Records:
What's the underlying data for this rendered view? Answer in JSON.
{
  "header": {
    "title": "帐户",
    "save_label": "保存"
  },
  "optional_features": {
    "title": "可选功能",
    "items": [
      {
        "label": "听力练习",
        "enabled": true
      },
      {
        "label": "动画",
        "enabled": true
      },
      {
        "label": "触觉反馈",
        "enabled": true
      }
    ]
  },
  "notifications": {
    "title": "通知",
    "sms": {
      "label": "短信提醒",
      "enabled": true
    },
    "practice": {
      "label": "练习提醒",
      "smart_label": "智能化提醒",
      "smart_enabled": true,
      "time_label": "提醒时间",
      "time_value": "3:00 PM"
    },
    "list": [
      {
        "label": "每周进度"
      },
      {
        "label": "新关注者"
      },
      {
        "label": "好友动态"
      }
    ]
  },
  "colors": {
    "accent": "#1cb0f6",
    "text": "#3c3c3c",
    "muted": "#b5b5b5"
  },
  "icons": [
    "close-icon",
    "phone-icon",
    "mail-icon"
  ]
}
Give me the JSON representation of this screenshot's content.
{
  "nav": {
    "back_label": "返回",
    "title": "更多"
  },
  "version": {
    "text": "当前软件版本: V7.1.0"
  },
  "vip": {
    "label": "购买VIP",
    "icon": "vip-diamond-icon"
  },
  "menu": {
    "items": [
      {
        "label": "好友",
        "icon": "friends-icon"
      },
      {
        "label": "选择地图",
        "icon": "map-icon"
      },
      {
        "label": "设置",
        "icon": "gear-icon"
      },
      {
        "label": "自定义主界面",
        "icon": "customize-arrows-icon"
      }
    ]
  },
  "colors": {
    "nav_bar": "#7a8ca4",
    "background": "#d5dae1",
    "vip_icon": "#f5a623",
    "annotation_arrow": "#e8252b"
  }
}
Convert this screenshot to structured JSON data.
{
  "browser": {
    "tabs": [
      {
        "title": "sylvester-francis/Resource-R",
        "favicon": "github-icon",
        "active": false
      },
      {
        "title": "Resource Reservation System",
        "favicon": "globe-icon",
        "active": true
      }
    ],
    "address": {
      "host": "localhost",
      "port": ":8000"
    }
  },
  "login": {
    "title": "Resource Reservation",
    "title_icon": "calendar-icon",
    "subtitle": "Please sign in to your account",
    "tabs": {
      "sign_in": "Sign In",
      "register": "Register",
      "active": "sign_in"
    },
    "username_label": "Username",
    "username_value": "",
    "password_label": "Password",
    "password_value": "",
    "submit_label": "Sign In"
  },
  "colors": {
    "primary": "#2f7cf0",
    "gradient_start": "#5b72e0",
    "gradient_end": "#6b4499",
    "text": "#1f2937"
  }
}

## Exercise instructions
Answer only with how many lines in the records include "favicon".

## Solution for this problem
2